§ INSTRUCTIONS TO FOLLOW
Restate the material word for word and leave out anything that is a picture.

§ INPUT ROWS
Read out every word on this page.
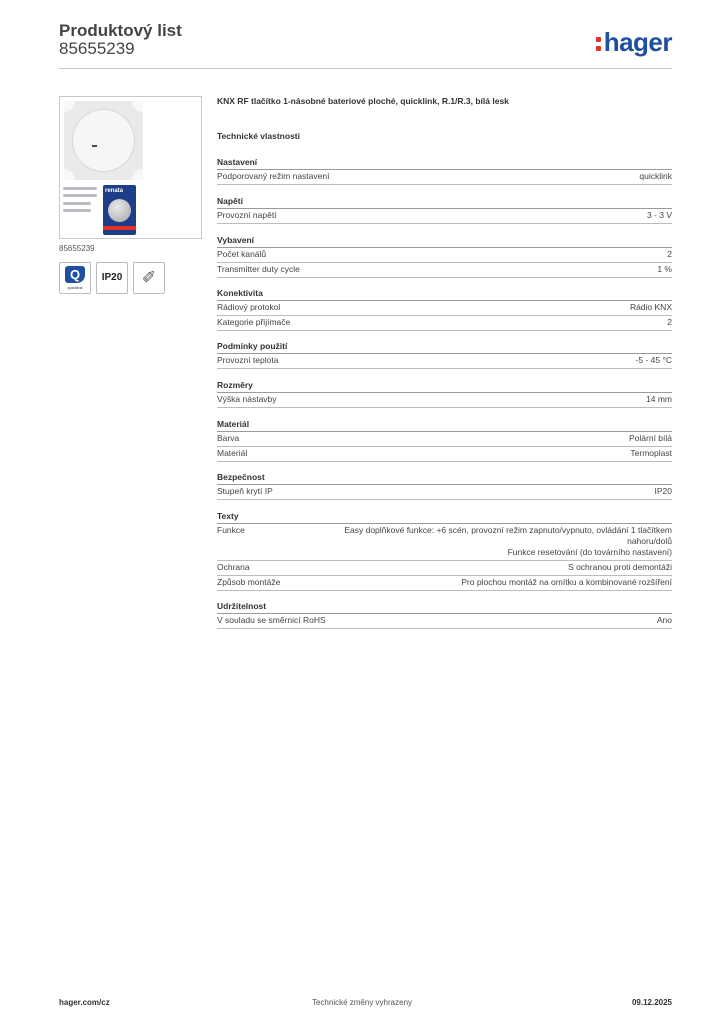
Produktový list
85655239	hager
renata
85655239
Q
quicklink
IP20	✐
KNX RF tlačítko 1-násobné bateriové ploché, quicklink, R.1/R.3, bílá lesk
Technické vlastnosti
Nastavení
Podporovaný režim nastavení	quicklink
Napětí
Provozní napětí	3 - 3 V
Vybavení
Počet kanálů	2
Transmitter duty cycle	1 %
Konektivita
Rádiový protokol	Rádio KNX
Kategorie přijímače	2
Podmínky použití
Provozní teplota	-5 - 45 °C
Rozměry
Výška nástavby	14 mm
Materiál
Barva	Polární bílá
Materiál	Termoplast
Bezpečnost
Stupeň krytí IP	IP20
Texty
Funkce	Easy doplňkové funkce: +6 scén, provozní režim zapnuto/vypnuto, ovládání 1 tlačítkem nahoru/dolů
Funkce resetování (do továrního nastavení)
Ochrana	S ochranou proti demontáži
Způsob montáže	Pro plochou montáž na omítku a kombinované rozšíření
Udržitelnost
V souladu se směrnicí RoHS	Ano
hager.com/cz	Technické změny vyhrazeny	09.12.2025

§ WRITTEN ANSWER
Read out every word on this page.
Produktový list
85655239	hager
renata
85655239
Q
quicklink
IP20	✐
KNX RF tlačítko 1-násobné bateriové ploché, quicklink, R.1/R.3, bílá lesk
Technické vlastnosti
Nastavení
Podporovaný režim nastavení	quicklink
Napětí
Provozní napětí	3 - 3 V
Vybavení
Počet kanálů	2
Transmitter duty cycle	1 %
Konektivita
Rádiový protokol	Rádio KNX
Kategorie přijímače	2
Podmínky použití
Provozní teplota	-5 - 45 °C
Rozměry
Výška nástavby	14 mm
Materiál
Barva	Polární bílá
Materiál	Termoplast
Bezpečnost
Stupeň krytí IP	IP20
Texty
Funkce	Easy doplňkové funkce: +6 scén, provozní režim zapnuto/vypnuto, ovládání 1 tlačítkem nahoru/dolů
Funkce resetování (do továrního nastavení)
Ochrana	S ochranou proti demontáži
Způsob montáže	Pro plochou montáž na omítku a kombinované rozšíření
Udržitelnost
V souladu se směrnicí RoHS	Ano
hager.com/cz	Technické změny vyhrazeny	09.12.2025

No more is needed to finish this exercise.